─── Material provided

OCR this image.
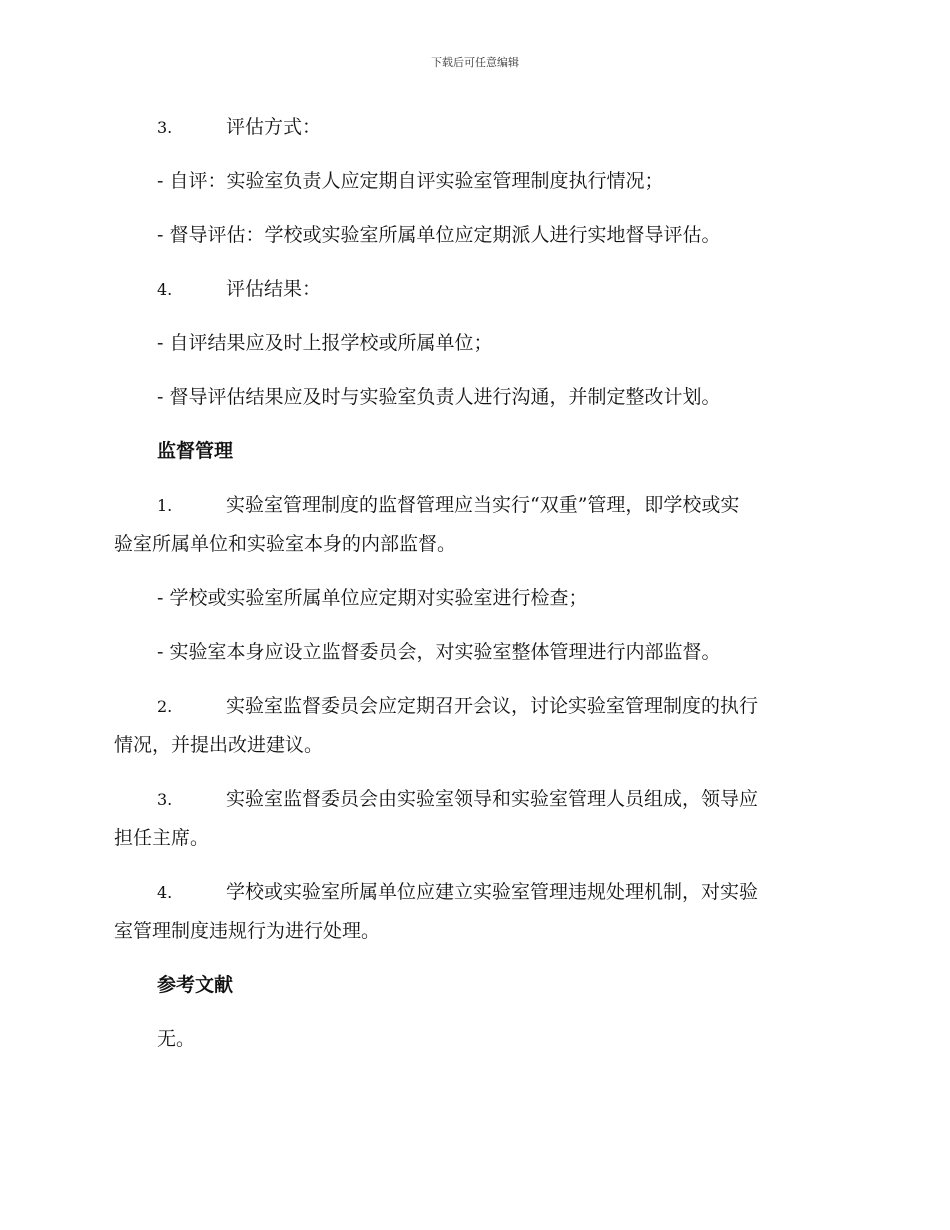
下载后可任意编辑
3.	评估方式：
- 自评：实验室负责人应定期自评实验室管理制度执行情况；
- 督导评估：学校或实验室所属单位应定期派人进行实地督导评估。
4.	评估结果：
- 自评结果应及时上报学校或所属单位；
- 督导评估结果应及时与实验室负责人进行沟通，并制定整改计划。
监督管理
1.	实验室管理制度的监督管理应当实行“双重”管理，即学校或实
验室所属单位和实验室本身的内部监督。
- 学校或实验室所属单位应定期对实验室进行检查；
- 实验室本身应设立监督委员会，对实验室整体管理进行内部监督。
2.	实验室监督委员会应定期召开会议，讨论实验室管理制度的执行
情况，并提出改进建议。
3.	实验室监督委员会由实验室领导和实验室管理人员组成，领导应
担任主席。
4.	学校或实验室所属单位应建立实验室管理违规处理机制，对实验
室管理制度违规行为进行处理。
参考文献
无。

──────

## Short task
Exclude the pictures. Write out the remaining data exactly.

## Reply
OCR this image.
下载后可任意编辑
3.	评估方式：
- 自评：实验室负责人应定期自评实验室管理制度执行情况；
- 督导评估：学校或实验室所属单位应定期派人进行实地督导评估。
4.	评估结果：
- 自评结果应及时上报学校或所属单位；
- 督导评估结果应及时与实验室负责人进行沟通，并制定整改计划。
监督管理
1.	实验室管理制度的监督管理应当实行“双重”管理，即学校或实
验室所属单位和实验室本身的内部监督。
- 学校或实验室所属单位应定期对实验室进行检查；
- 实验室本身应设立监督委员会，对实验室整体管理进行内部监督。
2.	实验室监督委员会应定期召开会议，讨论实验室管理制度的执行
情况，并提出改进建议。
3.	实验室监督委员会由实验室领导和实验室管理人员组成，领导应
担任主席。
4.	学校或实验室所属单位应建立实验室管理违规处理机制，对实验
室管理制度违规行为进行处理。
参考文献
无。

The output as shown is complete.